■ **To be done**:
Copy out each line below exactly as it appears.

**** Material for this exercise ****

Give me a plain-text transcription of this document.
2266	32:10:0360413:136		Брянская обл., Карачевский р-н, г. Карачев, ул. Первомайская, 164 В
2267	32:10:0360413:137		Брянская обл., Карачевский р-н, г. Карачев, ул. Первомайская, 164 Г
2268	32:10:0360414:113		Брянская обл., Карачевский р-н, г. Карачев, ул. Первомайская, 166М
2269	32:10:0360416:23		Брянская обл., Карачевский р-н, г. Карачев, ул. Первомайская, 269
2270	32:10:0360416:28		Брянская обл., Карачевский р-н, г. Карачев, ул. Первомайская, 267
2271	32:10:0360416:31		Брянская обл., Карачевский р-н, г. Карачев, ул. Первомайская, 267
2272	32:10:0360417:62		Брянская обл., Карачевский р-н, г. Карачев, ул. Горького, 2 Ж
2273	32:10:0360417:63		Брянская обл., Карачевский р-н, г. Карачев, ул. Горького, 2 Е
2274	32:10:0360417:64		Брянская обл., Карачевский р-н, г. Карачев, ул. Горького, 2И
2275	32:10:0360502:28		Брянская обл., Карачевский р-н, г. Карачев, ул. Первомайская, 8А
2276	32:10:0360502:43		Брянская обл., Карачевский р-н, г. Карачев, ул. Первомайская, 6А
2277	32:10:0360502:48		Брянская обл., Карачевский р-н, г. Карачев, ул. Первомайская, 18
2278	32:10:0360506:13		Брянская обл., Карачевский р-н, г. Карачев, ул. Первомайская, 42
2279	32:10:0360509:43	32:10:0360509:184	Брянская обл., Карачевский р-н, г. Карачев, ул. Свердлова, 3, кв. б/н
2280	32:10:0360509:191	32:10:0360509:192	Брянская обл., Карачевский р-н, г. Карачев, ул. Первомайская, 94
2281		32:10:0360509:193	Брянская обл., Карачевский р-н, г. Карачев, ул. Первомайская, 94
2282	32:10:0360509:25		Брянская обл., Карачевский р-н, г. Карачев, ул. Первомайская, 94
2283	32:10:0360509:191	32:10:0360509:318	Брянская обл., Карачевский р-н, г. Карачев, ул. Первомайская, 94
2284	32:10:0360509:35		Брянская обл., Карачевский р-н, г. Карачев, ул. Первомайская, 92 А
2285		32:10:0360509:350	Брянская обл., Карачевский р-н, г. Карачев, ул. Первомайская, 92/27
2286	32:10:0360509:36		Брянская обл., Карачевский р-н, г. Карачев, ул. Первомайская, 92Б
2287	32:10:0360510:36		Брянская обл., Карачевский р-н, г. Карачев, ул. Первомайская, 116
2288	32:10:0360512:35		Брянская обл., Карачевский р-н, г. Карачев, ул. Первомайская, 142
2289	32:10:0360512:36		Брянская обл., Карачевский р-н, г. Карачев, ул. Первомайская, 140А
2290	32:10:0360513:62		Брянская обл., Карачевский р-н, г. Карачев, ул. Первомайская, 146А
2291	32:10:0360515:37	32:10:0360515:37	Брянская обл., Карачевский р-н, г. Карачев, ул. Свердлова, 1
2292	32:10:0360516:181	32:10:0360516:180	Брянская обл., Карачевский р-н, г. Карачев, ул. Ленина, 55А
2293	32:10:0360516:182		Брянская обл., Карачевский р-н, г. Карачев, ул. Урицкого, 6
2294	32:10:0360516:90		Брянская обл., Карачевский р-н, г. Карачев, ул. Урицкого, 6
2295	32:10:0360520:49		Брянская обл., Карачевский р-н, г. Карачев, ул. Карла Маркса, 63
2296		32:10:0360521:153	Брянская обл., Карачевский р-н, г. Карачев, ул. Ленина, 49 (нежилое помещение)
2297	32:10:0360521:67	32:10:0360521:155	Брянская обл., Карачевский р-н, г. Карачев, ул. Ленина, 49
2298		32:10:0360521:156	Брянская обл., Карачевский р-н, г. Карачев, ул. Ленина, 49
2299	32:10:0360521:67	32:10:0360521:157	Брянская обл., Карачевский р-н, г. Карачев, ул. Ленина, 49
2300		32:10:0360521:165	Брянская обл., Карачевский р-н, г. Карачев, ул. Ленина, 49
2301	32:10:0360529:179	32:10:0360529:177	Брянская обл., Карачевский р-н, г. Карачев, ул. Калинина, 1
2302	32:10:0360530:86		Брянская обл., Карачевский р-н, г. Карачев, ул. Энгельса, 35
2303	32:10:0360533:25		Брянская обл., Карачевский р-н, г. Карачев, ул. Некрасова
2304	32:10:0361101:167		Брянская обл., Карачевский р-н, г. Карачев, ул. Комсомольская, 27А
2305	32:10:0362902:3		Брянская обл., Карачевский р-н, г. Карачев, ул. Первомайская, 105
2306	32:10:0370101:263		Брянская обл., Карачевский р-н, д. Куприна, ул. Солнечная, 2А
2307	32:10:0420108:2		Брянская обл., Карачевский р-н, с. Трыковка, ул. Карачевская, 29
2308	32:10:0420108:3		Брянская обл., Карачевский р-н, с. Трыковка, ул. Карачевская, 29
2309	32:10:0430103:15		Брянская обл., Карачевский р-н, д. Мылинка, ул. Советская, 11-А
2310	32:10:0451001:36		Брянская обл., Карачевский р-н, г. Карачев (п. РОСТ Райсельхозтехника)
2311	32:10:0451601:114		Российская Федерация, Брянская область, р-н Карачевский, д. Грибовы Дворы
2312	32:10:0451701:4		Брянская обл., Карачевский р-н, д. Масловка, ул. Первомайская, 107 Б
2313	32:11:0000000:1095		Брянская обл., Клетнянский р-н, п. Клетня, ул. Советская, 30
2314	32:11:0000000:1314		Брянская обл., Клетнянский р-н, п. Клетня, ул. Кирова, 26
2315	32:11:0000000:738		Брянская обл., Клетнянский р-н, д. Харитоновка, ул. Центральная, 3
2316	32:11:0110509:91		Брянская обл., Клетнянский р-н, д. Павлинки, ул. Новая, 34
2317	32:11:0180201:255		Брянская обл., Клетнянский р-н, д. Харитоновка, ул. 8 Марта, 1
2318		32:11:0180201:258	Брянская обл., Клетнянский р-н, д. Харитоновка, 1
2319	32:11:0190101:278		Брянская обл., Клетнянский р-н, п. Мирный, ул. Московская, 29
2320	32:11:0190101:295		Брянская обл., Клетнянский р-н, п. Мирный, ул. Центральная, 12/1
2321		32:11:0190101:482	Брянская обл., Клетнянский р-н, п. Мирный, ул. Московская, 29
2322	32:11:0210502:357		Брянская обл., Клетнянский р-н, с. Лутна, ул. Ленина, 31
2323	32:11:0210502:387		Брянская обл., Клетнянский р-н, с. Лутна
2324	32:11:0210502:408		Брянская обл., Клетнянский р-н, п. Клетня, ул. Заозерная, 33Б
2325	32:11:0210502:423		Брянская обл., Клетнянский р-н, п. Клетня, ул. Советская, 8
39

****

■ **Exercise result**:
Give me a plain-text transcription of this document.
2266	32:10:0360413:136		Брянская обл., Карачевский р-н, г. Карачев, ул. Первомайская, 164 В
2267	32:10:0360413:137		Брянская обл., Карачевский р-н, г. Карачев, ул. Первомайская, 164 Г
2268	32:10:0360414:113		Брянская обл., Карачевский р-н, г. Карачев, ул. Первомайская, 166М
2269	32:10:0360416:23		Брянская обл., Карачевский р-н, г. Карачев, ул. Первомайская, 269
2270	32:10:0360416:28		Брянская обл., Карачевский р-н, г. Карачев, ул. Первомайская, 267
2271	32:10:0360416:31		Брянская обл., Карачевский р-н, г. Карачев, ул. Первомайская, 267
2272	32:10:0360417:62		Брянская обл., Карачевский р-н, г. Карачев, ул. Горького, 2 Ж
2273	32:10:0360417:63		Брянская обл., Карачевский р-н, г. Карачев, ул. Горького, 2 Е
2274	32:10:0360417:64		Брянская обл., Карачевский р-н, г. Карачев, ул. Горького, 2И
2275	32:10:0360502:28		Брянская обл., Карачевский р-н, г. Карачев, ул. Первомайская, 8А
2276	32:10:0360502:43		Брянская обл., Карачевский р-н, г. Карачев, ул. Первомайская, 6А
2277	32:10:0360502:48		Брянская обл., Карачевский р-н, г. Карачев, ул. Первомайская, 18
2278	32:10:0360506:13		Брянская обл., Карачевский р-н, г. Карачев, ул. Первомайская, 42
2279	32:10:0360509:43	32:10:0360509:184	Брянская обл., Карачевский р-н, г. Карачев, ул. Свердлова, 3, кв. б/н
2280	32:10:0360509:191	32:10:0360509:192	Брянская обл., Карачевский р-н, г. Карачев, ул. Первомайская, 94
2281		32:10:0360509:193	Брянская обл., Карачевский р-н, г. Карачев, ул. Первомайская, 94
2282	32:10:0360509:25		Брянская обл., Карачевский р-н, г. Карачев, ул. Первомайская, 94
2283	32:10:0360509:191	32:10:0360509:318	Брянская обл., Карачевский р-н, г. Карачев, ул. Первомайская, 94
2284	32:10:0360509:35		Брянская обл., Карачевский р-н, г. Карачев, ул. Первомайская, 92 А
2285		32:10:0360509:350	Брянская обл., Карачевский р-н, г. Карачев, ул. Первомайская, 92/27
2286	32:10:0360509:36		Брянская обл., Карачевский р-н, г. Карачев, ул. Первомайская, 92Б
2287	32:10:0360510:36		Брянская обл., Карачевский р-н, г. Карачев, ул. Первомайская, 116
2288	32:10:0360512:35		Брянская обл., Карачевский р-н, г. Карачев, ул. Первомайская, 142
2289	32:10:0360512:36		Брянская обл., Карачевский р-н, г. Карачев, ул. Первомайская, 140А
2290	32:10:0360513:62		Брянская обл., Карачевский р-н, г. Карачев, ул. Первомайская, 146А
2291	32:10:0360515:37	32:10:0360515:37	Брянская обл., Карачевский р-н, г. Карачев, ул. Свердлова, 1
2292	32:10:0360516:181	32:10:0360516:180	Брянская обл., Карачевский р-н, г. Карачев, ул. Ленина, 55А
2293	32:10:0360516:182		Брянская обл., Карачевский р-н, г. Карачев, ул. Урицкого, 6
2294	32:10:0360516:90		Брянская обл., Карачевский р-н, г. Карачев, ул. Урицкого, 6
2295	32:10:0360520:49		Брянская обл., Карачевский р-н, г. Карачев, ул. Карла Маркса, 63
2296		32:10:0360521:153	Брянская обл., Карачевский р-н, г. Карачев, ул. Ленина, 49 (нежилое помещение)
2297	32:10:0360521:67	32:10:0360521:155	Брянская обл., Карачевский р-н, г. Карачев, ул. Ленина, 49
2298		32:10:0360521:156	Брянская обл., Карачевский р-н, г. Карачев, ул. Ленина, 49
2299	32:10:0360521:67	32:10:0360521:157	Брянская обл., Карачевский р-н, г. Карачев, ул. Ленина, 49
2300		32:10:0360521:165	Брянская обл., Карачевский р-н, г. Карачев, ул. Ленина, 49
2301	32:10:0360529:179	32:10:0360529:177	Брянская обл., Карачевский р-н, г. Карачев, ул. Калинина, 1
2302	32:10:0360530:86		Брянская обл., Карачевский р-н, г. Карачев, ул. Энгельса, 35
2303	32:10:0360533:25		Брянская обл., Карачевский р-н, г. Карачев, ул. Некрасова
2304	32:10:0361101:167		Брянская обл., Карачевский р-н, г. Карачев, ул. Комсомольская, 27А
2305	32:10:0362902:3		Брянская обл., Карачевский р-н, г. Карачев, ул. Первомайская, 105
2306	32:10:0370101:263		Брянская обл., Карачевский р-н, д. Куприна, ул. Солнечная, 2А
2307	32:10:0420108:2		Брянская обл., Карачевский р-н, с. Трыковка, ул. Карачевская, 29
2308	32:10:0420108:3		Брянская обл., Карачевский р-н, с. Трыковка, ул. Карачевская, 29
2309	32:10:0430103:15		Брянская обл., Карачевский р-н, д. Мылинка, ул. Советская, 11-А
2310	32:10:0451001:36		Брянская обл., Карачевский р-н, г. Карачев (п. РОСТ Райсельхозтехника)
2311	32:10:0451601:114		Российская Федерация, Брянская область, р-н Карачевский, д. Грибовы Дворы
2312	32:10:0451701:4		Брянская обл., Карачевский р-н, д. Масловка, ул. Первомайская, 107 Б
2313	32:11:0000000:1095		Брянская обл., Клетнянский р-н, п. Клетня, ул. Советская, 30
2314	32:11:0000000:1314		Брянская обл., Клетнянский р-н, п. Клетня, ул. Кирова, 26
2315	32:11:0000000:738		Брянская обл., Клетнянский р-н, д. Харитоновка, ул. Центральная, 3
2316	32:11:0110509:91		Брянская обл., Клетнянский р-н, д. Павлинки, ул. Новая, 34
2317	32:11:0180201:255		Брянская обл., Клетнянский р-н, д. Харитоновка, ул. 8 Марта, 1
2318		32:11:0180201:258	Брянская обл., Клетнянский р-н, д. Харитоновка, 1
2319	32:11:0190101:278		Брянская обл., Клетнянский р-н, п. Мирный, ул. Московская, 29
2320	32:11:0190101:295		Брянская обл., Клетнянский р-н, п. Мирный, ул. Центральная, 12/1
2321		32:11:0190101:482	Брянская обл., Клетнянский р-н, п. Мирный, ул. Московская, 29
2322	32:11:0210502:357		Брянская обл., Клетнянский р-н, с. Лутна, ул. Ленина, 31
2323	32:11:0210502:387		Брянская обл., Клетнянский р-н, с. Лутна
2324	32:11:0210502:408		Брянская обл., Клетнянский р-н, п. Клетня, ул. Заозерная, 33Б
2325	32:11:0210502:423		Брянская обл., Клетнянский р-н, п. Клетня, ул. Советская, 8
39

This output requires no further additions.